▸ **What to do**
From the records below, copy every line that contains the word "千立方米".

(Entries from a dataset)
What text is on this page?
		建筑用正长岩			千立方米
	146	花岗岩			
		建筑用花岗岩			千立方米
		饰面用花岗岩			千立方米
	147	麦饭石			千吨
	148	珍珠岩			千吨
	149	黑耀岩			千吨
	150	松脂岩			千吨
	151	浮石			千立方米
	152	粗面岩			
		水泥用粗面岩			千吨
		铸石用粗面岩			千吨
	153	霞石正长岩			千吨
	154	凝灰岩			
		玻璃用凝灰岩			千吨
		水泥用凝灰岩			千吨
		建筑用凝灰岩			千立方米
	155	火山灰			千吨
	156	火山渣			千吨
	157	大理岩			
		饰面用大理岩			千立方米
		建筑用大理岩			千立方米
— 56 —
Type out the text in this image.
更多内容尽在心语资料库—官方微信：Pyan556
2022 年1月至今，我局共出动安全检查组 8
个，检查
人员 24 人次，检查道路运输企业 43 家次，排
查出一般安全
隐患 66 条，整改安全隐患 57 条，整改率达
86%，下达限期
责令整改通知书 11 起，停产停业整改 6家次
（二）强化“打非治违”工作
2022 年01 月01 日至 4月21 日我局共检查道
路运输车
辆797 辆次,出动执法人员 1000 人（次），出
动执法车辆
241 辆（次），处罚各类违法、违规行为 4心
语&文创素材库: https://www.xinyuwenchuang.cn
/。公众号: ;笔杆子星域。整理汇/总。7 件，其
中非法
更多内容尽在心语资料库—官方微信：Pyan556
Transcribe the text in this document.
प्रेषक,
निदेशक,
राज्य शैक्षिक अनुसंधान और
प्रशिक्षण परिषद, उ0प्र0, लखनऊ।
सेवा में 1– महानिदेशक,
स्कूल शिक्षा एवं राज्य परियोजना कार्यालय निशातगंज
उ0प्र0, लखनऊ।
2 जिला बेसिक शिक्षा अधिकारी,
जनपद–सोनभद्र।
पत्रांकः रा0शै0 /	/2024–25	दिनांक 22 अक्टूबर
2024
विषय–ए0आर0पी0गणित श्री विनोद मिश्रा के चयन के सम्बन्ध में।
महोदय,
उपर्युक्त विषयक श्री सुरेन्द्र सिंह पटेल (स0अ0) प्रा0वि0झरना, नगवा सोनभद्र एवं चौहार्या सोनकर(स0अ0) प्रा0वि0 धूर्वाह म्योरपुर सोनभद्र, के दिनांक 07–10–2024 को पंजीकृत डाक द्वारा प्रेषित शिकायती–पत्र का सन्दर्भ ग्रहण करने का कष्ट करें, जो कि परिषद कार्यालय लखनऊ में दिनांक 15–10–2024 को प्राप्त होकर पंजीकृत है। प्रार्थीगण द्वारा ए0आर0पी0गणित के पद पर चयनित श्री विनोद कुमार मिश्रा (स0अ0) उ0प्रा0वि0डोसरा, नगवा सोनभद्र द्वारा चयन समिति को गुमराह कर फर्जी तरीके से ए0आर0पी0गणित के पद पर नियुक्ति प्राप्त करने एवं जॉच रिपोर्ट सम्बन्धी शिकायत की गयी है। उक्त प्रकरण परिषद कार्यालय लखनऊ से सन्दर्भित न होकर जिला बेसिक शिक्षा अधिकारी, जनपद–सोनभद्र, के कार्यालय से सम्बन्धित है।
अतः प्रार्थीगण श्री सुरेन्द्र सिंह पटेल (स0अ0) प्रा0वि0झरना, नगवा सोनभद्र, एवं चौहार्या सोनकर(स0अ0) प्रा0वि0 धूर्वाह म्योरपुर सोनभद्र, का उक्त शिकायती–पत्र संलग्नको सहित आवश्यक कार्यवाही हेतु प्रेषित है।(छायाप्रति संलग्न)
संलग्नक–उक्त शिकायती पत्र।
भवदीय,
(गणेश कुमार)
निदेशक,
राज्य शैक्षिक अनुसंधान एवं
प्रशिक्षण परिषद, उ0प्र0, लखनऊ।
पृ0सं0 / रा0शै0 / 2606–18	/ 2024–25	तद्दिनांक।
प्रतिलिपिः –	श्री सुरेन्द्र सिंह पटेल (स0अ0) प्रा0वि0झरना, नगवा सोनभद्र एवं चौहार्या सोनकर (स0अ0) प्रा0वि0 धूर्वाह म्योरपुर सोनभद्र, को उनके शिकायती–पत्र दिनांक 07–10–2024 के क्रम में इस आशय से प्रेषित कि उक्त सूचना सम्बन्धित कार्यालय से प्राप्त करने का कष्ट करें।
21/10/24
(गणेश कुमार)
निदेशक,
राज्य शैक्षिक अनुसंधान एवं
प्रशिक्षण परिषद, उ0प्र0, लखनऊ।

▸ **Answer to the task**
		建筑用正长岩			千立方米
		建筑用花岗岩			千立方米
		饰面用花岗岩			千立方米
	151	浮石			千立方米
		建筑用凝灰岩			千立方米
		饰面用大理岩			千立方米
		建筑用大理岩			千立方米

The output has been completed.